### What is needed:
Repeat the entire listing exactly.
[start Record extracts]
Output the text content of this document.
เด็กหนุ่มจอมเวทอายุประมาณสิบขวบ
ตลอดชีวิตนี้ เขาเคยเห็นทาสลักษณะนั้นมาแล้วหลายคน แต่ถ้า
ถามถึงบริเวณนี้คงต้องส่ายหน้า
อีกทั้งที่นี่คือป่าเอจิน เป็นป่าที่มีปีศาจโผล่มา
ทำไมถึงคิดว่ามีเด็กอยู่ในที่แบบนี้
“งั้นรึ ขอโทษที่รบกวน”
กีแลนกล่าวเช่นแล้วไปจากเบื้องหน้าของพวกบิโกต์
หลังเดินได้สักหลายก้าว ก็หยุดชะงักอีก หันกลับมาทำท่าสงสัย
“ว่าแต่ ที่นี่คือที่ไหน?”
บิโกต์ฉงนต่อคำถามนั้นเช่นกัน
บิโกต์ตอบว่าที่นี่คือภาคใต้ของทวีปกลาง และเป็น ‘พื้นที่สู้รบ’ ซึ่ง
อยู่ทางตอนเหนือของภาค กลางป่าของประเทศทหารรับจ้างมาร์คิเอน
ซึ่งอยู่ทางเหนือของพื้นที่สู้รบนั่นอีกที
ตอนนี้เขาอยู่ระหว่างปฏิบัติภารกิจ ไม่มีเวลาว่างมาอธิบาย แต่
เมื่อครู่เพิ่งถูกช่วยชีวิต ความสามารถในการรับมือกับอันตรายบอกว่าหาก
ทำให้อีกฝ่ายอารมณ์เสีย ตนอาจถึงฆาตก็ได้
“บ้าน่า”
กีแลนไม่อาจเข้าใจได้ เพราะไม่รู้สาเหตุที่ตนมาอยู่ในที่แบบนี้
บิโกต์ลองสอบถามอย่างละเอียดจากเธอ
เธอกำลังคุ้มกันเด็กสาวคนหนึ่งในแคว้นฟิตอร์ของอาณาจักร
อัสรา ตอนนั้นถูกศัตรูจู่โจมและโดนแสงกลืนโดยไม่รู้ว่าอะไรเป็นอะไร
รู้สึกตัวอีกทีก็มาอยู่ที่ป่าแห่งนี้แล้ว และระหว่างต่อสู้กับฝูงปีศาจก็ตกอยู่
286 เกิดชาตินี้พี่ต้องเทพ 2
[end Record extracts]
### The reply:
Output the text content of this document.
เด็กหนุ่มจอมเวทอายุประมาณสิบขวบ
ตลอดชีวิตนี้ เขาเคยเห็นทาสลักษณะนั้นมาแล้วหลายคน แต่ถ้า
ถามถึงบริเวณนี้คงต้องส่ายหน้า
อีกทั้งที่นี่คือป่าเอจิน เป็นป่าที่มีปีศาจโผล่มา
ทำไมถึงคิดว่ามีเด็กอยู่ในที่แบบนี้
“งั้นรึ ขอโทษที่รบกวน”
กีแลนกล่าวเช่นแล้วไปจากเบื้องหน้าของพวกบิโกต์
หลังเดินได้สักหลายก้าว ก็หยุดชะงักอีก หันกลับมาทำท่าสงสัย
“ว่าแต่ ที่นี่คือที่ไหน?”
บิโกต์ฉงนต่อคำถามนั้นเช่นกัน
บิโกต์ตอบว่าที่นี่คือภาคใต้ของทวีปกลาง และเป็น ‘พื้นที่สู้รบ’ ซึ่ง
อยู่ทางตอนเหนือของภาค กลางป่าของประเทศทหารรับจ้างมาร์คิเอน
ซึ่งอยู่ทางเหนือของพื้นที่สู้รบนั่นอีกที
ตอนนี้เขาอยู่ระหว่างปฏิบัติภารกิจ ไม่มีเวลาว่างมาอธิบาย แต่
เมื่อครู่เพิ่งถูกช่วยชีวิต ความสามารถในการรับมือกับอันตรายบอกว่าหาก
ทำให้อีกฝ่ายอารมณ์เสีย ตนอาจถึงฆาตก็ได้
“บ้าน่า”
กีแลนไม่อาจเข้าใจได้ เพราะไม่รู้สาเหตุที่ตนมาอยู่ในที่แบบนี้
บิโกต์ลองสอบถามอย่างละเอียดจากเธอ
เธอกำลังคุ้มกันเด็กสาวคนหนึ่งในแคว้นฟิตอร์ของอาณาจักร
อัสรา ตอนนั้นถูกศัตรูจู่โจมและโดนแสงกลืนโดยไม่รู้ว่าอะไรเป็นอะไร
รู้สึกตัวอีกทีก็มาอยู่ที่ป่าแห่งนี้แล้ว และระหว่างต่อสู้กับฝูงปีศาจก็ตกอยู่
286 เกิดชาตินี้พี่ต้องเทพ 2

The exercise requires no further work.